** START Records provided **
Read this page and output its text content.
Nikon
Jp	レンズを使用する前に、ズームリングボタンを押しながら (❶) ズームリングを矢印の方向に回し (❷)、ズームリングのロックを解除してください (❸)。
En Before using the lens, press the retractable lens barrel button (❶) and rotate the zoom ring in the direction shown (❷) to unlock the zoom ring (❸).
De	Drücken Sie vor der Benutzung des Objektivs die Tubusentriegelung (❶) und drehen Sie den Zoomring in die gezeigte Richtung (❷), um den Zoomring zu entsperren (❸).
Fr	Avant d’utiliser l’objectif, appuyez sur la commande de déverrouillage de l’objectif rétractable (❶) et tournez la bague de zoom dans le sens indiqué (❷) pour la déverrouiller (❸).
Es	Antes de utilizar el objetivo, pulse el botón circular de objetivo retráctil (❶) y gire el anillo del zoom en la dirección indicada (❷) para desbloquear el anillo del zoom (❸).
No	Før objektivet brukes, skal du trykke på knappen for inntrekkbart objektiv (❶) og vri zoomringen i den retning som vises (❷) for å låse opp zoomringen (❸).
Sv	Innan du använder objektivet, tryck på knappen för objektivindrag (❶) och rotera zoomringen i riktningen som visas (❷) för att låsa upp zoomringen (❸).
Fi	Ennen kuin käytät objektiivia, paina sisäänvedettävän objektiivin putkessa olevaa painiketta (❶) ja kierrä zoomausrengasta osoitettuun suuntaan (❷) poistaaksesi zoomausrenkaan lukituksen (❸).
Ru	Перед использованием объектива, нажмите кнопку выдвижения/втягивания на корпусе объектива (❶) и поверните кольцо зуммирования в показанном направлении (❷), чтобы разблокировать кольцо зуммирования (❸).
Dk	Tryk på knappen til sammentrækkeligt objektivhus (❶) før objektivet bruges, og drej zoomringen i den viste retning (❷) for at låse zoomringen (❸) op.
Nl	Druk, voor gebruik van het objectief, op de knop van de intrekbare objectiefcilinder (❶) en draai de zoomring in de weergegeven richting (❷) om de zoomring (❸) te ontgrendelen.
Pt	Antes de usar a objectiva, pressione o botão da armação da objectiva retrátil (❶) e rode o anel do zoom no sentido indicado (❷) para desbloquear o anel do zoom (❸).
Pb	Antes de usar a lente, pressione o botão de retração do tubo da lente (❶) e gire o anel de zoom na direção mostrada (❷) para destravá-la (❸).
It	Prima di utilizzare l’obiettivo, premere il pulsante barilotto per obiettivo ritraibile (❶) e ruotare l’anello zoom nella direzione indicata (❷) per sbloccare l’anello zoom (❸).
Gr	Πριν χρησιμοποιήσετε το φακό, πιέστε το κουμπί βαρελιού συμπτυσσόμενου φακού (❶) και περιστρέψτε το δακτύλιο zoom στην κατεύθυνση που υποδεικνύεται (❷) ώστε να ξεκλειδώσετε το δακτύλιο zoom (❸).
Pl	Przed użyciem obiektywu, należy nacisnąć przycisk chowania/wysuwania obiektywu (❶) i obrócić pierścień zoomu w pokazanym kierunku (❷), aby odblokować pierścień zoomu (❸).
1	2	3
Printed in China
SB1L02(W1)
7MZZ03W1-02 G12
** END Records provided **
▸ Set exercise
Set down every line of the listing above again, exactly as given.

▸ Completed exercise
Read this page and output its text content.
Nikon
Jp	レンズを使用する前に、ズームリングボタンを押しながら (❶) ズームリングを矢印の方向に回し (❷)、ズームリングのロックを解除してください (❸)。
En Before using the lens, press the retractable lens barrel button (❶) and rotate the zoom ring in the direction shown (❷) to unlock the zoom ring (❸).
De	Drücken Sie vor der Benutzung des Objektivs die Tubusentriegelung (❶) und drehen Sie den Zoomring in die gezeigte Richtung (❷), um den Zoomring zu entsperren (❸).
Fr	Avant d’utiliser l’objectif, appuyez sur la commande de déverrouillage de l’objectif rétractable (❶) et tournez la bague de zoom dans le sens indiqué (❷) pour la déverrouiller (❸).
Es	Antes de utilizar el objetivo, pulse el botón circular de objetivo retráctil (❶) y gire el anillo del zoom en la dirección indicada (❷) para desbloquear el anillo del zoom (❸).
No	Før objektivet brukes, skal du trykke på knappen for inntrekkbart objektiv (❶) og vri zoomringen i den retning som vises (❷) for å låse opp zoomringen (❸).
Sv	Innan du använder objektivet, tryck på knappen för objektivindrag (❶) och rotera zoomringen i riktningen som visas (❷) för att låsa upp zoomringen (❸).
Fi	Ennen kuin käytät objektiivia, paina sisäänvedettävän objektiivin putkessa olevaa painiketta (❶) ja kierrä zoomausrengasta osoitettuun suuntaan (❷) poistaaksesi zoomausrenkaan lukituksen (❸).
Ru	Перед использованием объектива, нажмите кнопку выдвижения/втягивания на корпусе объектива (❶) и поверните кольцо зуммирования в показанном направлении (❷), чтобы разблокировать кольцо зуммирования (❸).
Dk	Tryk på knappen til sammentrækkeligt objektivhus (❶) før objektivet bruges, og drej zoomringen i den viste retning (❷) for at låse zoomringen (❸) op.
Nl	Druk, voor gebruik van het objectief, op de knop van de intrekbare objectiefcilinder (❶) en draai de zoomring in de weergegeven richting (❷) om de zoomring (❸) te ontgrendelen.
Pt	Antes de usar a objectiva, pressione o botão da armação da objectiva retrátil (❶) e rode o anel do zoom no sentido indicado (❷) para desbloquear o anel do zoom (❸).
Pb	Antes de usar a lente, pressione o botão de retração do tubo da lente (❶) e gire o anel de zoom na direção mostrada (❷) para destravá-la (❸).
It	Prima di utilizzare l’obiettivo, premere il pulsante barilotto per obiettivo ritraibile (❶) e ruotare l’anello zoom nella direzione indicata (❷) per sbloccare l’anello zoom (❸).
Gr	Πριν χρησιμοποιήσετε το φακό, πιέστε το κουμπί βαρελιού συμπτυσσόμενου φακού (❶) και περιστρέψτε το δακτύλιο zoom στην κατεύθυνση που υποδεικνύεται (❷) ώστε να ξεκλειδώσετε το δακτύλιο zoom (❸).
Pl	Przed użyciem obiektywu, należy nacisnąć przycisk chowania/wysuwania obiektywu (❶) i obrócić pierścień zoomu w pokazanym kierunku (❷), aby odblokować pierścień zoomu (❸).
1	2	3
Printed in China
SB1L02(W1)
7MZZ03W1-02 G12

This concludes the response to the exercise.